* _TASK STATEMENT_
Return all of the entries exactly as written.

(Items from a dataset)
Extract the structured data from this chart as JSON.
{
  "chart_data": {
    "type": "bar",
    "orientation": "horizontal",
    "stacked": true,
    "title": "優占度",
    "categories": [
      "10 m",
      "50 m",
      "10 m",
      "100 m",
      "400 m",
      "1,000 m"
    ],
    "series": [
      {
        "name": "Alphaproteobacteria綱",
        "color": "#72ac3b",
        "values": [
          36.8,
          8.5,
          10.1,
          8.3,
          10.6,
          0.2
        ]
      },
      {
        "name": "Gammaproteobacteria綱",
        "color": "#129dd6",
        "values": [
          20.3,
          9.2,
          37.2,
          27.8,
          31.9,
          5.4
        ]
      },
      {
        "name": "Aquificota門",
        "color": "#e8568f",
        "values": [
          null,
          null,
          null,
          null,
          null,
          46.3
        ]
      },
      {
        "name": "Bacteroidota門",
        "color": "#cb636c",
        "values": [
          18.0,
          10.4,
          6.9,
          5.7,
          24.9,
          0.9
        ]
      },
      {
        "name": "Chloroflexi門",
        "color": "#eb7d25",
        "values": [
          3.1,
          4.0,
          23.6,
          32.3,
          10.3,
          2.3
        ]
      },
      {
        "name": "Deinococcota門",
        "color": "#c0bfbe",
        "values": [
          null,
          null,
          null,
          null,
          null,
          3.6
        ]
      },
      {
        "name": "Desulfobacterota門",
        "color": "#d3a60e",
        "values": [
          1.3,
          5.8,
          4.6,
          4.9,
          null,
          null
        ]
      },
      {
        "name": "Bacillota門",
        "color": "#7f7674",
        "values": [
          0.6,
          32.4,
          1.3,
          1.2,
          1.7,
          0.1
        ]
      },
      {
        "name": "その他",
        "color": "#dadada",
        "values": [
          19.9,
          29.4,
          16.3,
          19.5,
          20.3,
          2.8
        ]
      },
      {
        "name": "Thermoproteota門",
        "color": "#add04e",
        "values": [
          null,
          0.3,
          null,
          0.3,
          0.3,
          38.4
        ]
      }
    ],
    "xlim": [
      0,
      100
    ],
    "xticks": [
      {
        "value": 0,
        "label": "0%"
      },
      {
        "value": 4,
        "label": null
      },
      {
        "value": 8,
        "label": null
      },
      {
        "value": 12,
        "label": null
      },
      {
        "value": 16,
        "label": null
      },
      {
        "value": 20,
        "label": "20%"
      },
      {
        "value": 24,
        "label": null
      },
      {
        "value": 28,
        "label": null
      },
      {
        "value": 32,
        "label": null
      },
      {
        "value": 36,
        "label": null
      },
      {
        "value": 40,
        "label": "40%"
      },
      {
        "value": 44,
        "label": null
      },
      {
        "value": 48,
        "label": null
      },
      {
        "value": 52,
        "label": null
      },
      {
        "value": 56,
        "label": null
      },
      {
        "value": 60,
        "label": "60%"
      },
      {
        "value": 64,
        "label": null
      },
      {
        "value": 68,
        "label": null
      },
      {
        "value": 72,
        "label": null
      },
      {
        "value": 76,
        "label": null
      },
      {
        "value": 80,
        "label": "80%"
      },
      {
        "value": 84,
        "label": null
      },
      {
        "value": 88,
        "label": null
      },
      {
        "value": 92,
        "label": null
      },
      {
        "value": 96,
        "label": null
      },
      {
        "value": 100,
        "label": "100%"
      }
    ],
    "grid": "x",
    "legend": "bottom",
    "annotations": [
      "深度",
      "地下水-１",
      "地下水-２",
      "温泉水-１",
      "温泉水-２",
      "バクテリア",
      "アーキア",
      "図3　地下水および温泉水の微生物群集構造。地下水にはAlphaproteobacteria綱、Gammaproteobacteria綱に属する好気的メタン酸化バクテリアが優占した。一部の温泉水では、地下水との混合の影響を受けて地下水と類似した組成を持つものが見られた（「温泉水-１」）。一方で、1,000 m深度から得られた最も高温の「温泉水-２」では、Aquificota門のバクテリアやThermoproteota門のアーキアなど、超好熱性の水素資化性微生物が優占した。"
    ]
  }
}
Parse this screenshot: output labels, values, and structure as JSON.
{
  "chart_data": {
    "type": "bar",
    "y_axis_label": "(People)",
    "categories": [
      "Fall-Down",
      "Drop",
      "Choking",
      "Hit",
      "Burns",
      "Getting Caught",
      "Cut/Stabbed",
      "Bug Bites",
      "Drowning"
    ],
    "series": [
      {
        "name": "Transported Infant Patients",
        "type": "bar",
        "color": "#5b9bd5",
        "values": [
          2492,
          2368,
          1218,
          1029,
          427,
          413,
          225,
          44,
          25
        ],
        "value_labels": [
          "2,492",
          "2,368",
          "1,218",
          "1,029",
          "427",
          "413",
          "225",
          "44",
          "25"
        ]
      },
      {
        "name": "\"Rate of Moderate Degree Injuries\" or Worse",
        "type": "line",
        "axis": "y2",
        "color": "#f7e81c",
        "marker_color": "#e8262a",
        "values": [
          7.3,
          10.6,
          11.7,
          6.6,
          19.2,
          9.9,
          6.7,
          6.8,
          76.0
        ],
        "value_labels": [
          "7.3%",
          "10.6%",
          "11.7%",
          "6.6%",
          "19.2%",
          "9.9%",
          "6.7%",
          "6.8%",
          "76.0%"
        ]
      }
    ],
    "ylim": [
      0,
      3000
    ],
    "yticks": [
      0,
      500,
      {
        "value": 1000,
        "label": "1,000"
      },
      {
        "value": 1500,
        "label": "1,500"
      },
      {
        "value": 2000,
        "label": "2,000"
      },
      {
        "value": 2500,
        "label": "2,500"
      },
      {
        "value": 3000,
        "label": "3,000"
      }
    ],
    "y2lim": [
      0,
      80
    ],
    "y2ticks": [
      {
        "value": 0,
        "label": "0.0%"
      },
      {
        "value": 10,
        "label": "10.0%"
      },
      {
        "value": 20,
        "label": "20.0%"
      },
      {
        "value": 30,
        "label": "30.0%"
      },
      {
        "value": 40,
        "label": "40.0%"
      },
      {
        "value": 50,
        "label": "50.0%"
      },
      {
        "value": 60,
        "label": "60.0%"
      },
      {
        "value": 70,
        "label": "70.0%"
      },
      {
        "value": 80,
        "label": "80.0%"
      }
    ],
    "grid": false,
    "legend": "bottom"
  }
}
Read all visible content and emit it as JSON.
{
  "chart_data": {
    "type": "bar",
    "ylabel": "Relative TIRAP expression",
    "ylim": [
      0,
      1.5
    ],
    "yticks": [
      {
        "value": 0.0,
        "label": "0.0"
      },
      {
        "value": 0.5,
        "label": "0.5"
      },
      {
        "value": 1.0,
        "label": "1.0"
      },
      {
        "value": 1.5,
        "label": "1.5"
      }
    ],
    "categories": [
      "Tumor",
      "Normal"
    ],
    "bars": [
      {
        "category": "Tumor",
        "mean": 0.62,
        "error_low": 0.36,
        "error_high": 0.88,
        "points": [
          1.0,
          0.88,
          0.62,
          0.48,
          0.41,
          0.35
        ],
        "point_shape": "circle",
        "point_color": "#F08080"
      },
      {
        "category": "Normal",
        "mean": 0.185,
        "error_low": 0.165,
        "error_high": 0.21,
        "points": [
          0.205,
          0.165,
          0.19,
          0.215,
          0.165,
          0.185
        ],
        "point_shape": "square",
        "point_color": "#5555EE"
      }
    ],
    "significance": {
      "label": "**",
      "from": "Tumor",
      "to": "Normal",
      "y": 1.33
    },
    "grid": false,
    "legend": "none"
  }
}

* _ANSWER SPACE_
Extract the structured data from this chart as JSON.
{
  "chart_data": {
    "type": "bar",
    "orientation": "horizontal",
    "stacked": true,
    "title": "優占度",
    "categories": [
      "10 m",
      "50 m",
      "10 m",
      "100 m",
      "400 m",
      "1,000 m"
    ],
    "series": [
      {
        "name": "Alphaproteobacteria綱",
        "color": "#72ac3b",
        "values": [
          36.8,
          8.5,
          10.1,
          8.3,
          10.6,
          0.2
        ]
      },
      {
        "name": "Gammaproteobacteria綱",
        "color": "#129dd6",
        "values": [
          20.3,
          9.2,
          37.2,
          27.8,
          31.9,
          5.4
        ]
      },
      {
        "name": "Aquificota門",
        "color": "#e8568f",
        "values": [
          null,
          null,
          null,
          null,
          null,
          46.3
        ]
      },
      {
        "name": "Bacteroidota門",
        "color": "#cb636c",
        "values": [
          18.0,
          10.4,
          6.9,
          5.7,
          24.9,
          0.9
        ]
      },
      {
        "name": "Chloroflexi門",
        "color": "#eb7d25",
        "values": [
          3.1,
          4.0,
          23.6,
          32.3,
          10.3,
          2.3
        ]
      },
      {
        "name": "Deinococcota門",
        "color": "#c0bfbe",
        "values": [
          null,
          null,
          null,
          null,
          null,
          3.6
        ]
      },
      {
        "name": "Desulfobacterota門",
        "color": "#d3a60e",
        "values": [
          1.3,
          5.8,
          4.6,
          4.9,
          null,
          null
        ]
      },
      {
        "name": "Bacillota門",
        "color": "#7f7674",
        "values": [
          0.6,
          32.4,
          1.3,
          1.2,
          1.7,
          0.1
        ]
      },
      {
        "name": "その他",
        "color": "#dadada",
        "values": [
          19.9,
          29.4,
          16.3,
          19.5,
          20.3,
          2.8
        ]
      },
      {
        "name": "Thermoproteota門",
        "color": "#add04e",
        "values": [
          null,
          0.3,
          null,
          0.3,
          0.3,
          38.4
        ]
      }
    ],
    "xlim": [
      0,
      100
    ],
    "xticks": [
      {
        "value": 0,
        "label": "0%"
      },
      {
        "value": 4,
        "label": null
      },
      {
        "value": 8,
        "label": null
      },
      {
        "value": 12,
        "label": null
      },
      {
        "value": 16,
        "label": null
      },
      {
        "value": 20,
        "label": "20%"
      },
      {
        "value": 24,
        "label": null
      },
      {
        "value": 28,
        "label": null
      },
      {
        "value": 32,
        "label": null
      },
      {
        "value": 36,
        "label": null
      },
      {
        "value": 40,
        "label": "40%"
      },
      {
        "value": 44,
        "label": null
      },
      {
        "value": 48,
        "label": null
      },
      {
        "value": 52,
        "label": null
      },
      {
        "value": 56,
        "label": null
      },
      {
        "value": 60,
        "label": "60%"
      },
      {
        "value": 64,
        "label": null
      },
      {
        "value": 68,
        "label": null
      },
      {
        "value": 72,
        "label": null
      },
      {
        "value": 76,
        "label": null
      },
      {
        "value": 80,
        "label": "80%"
      },
      {
        "value": 84,
        "label": null
      },
      {
        "value": 88,
        "label": null
      },
      {
        "value": 92,
        "label": null
      },
      {
        "value": 96,
        "label": null
      },
      {
        "value": 100,
        "label": "100%"
      }
    ],
    "grid": "x",
    "legend": "bottom",
    "annotations": [
      "深度",
      "地下水-１",
      "地下水-２",
      "温泉水-１",
      "温泉水-２",
      "バクテリア",
      "アーキア",
      "図3　地下水および温泉水の微生物群集構造。地下水にはAlphaproteobacteria綱、Gammaproteobacteria綱に属する好気的メタン酸化バクテリアが優占した。一部の温泉水では、地下水との混合の影響を受けて地下水と類似した組成を持つものが見られた（「温泉水-１」）。一方で、1,000 m深度から得られた最も高温の「温泉水-２」では、Aquificota門のバクテリアやThermoproteota門のアーキアなど、超好熱性の水素資化性微生物が優占した。"
    ]
  }
}
Parse this screenshot: output labels, values, and structure as JSON.
{
  "chart_data": {
    "type": "bar",
    "y_axis_label": "(People)",
    "categories": [
      "Fall-Down",
      "Drop",
      "Choking",
      "Hit",
      "Burns",
      "Getting Caught",
      "Cut/Stabbed",
      "Bug Bites",
      "Drowning"
    ],
    "series": [
      {
        "name": "Transported Infant Patients",
        "type": "bar",
        "color": "#5b9bd5",
        "values": [
          2492,
          2368,
          1218,
          1029,
          427,
          413,
          225,
          44,
          25
        ],
        "value_labels": [
          "2,492",
          "2,368",
          "1,218",
          "1,029",
          "427",
          "413",
          "225",
          "44",
          "25"
        ]
      },
      {
        "name": "\"Rate of Moderate Degree Injuries\" or Worse",
        "type": "line",
        "axis": "y2",
        "color": "#f7e81c",
        "marker_color": "#e8262a",
        "values": [
          7.3,
          10.6,
          11.7,
          6.6,
          19.2,
          9.9,
          6.7,
          6.8,
          76.0
        ],
        "value_labels": [
          "7.3%",
          "10.6%",
          "11.7%",
          "6.6%",
          "19.2%",
          "9.9%",
          "6.7%",
          "6.8%",
          "76.0%"
        ]
      }
    ],
    "ylim": [
      0,
      3000
    ],
    "yticks": [
      0,
      500,
      {
        "value": 1000,
        "label": "1,000"
      },
      {
        "value": 1500,
        "label": "1,500"
      },
      {
        "value": 2000,
        "label": "2,000"
      },
      {
        "value": 2500,
        "label": "2,500"
      },
      {
        "value": 3000,
        "label": "3,000"
      }
    ],
    "y2lim": [
      0,
      80
    ],
    "y2ticks": [
      {
        "value": 0,
        "label": "0.0%"
      },
      {
        "value": 10,
        "label": "10.0%"
      },
      {
        "value": 20,
        "label": "20.0%"
      },
      {
        "value": 30,
        "label": "30.0%"
      },
      {
        "value": 40,
        "label": "40.0%"
      },
      {
        "value": 50,
        "label": "50.0%"
      },
      {
        "value": 60,
        "label": "60.0%"
      },
      {
        "value": 70,
        "label": "70.0%"
      },
      {
        "value": 80,
        "label": "80.0%"
      }
    ],
    "grid": false,
    "legend": "bottom"
  }
}
Read all visible content and emit it as JSON.
{
  "chart_data": {
    "type": "bar",
    "ylabel": "Relative TIRAP expression",
    "ylim": [
      0,
      1.5
    ],
    "yticks": [
      {
        "value": 0.0,
        "label": "0.0"
      },
      {
        "value": 0.5,
        "label": "0.5"
      },
      {
        "value": 1.0,
        "label": "1.0"
      },
      {
        "value": 1.5,
        "label": "1.5"
      }
    ],
    "categories": [
      "Tumor",
      "Normal"
    ],
    "bars": [
      {
        "category": "Tumor",
        "mean": 0.62,
        "error_low": 0.36,
        "error_high": 0.88,
        "points": [
          1.0,
          0.88,
          0.62,
          0.48,
          0.41,
          0.35
        ],
        "point_shape": "circle",
        "point_color": "#F08080"
      },
      {
        "category": "Normal",
        "mean": 0.185,
        "error_low": 0.165,
        "error_high": 0.21,
        "points": [
          0.205,
          0.165,
          0.19,
          0.215,
          0.165,
          0.185
        ],
        "point_shape": "square",
        "point_color": "#5555EE"
      }
    ],
    "significance": {
      "label": "**",
      "from": "Tumor",
      "to": "Normal",
      "y": 1.33
    },
    "grid": false,
    "legend": "none"
  }
}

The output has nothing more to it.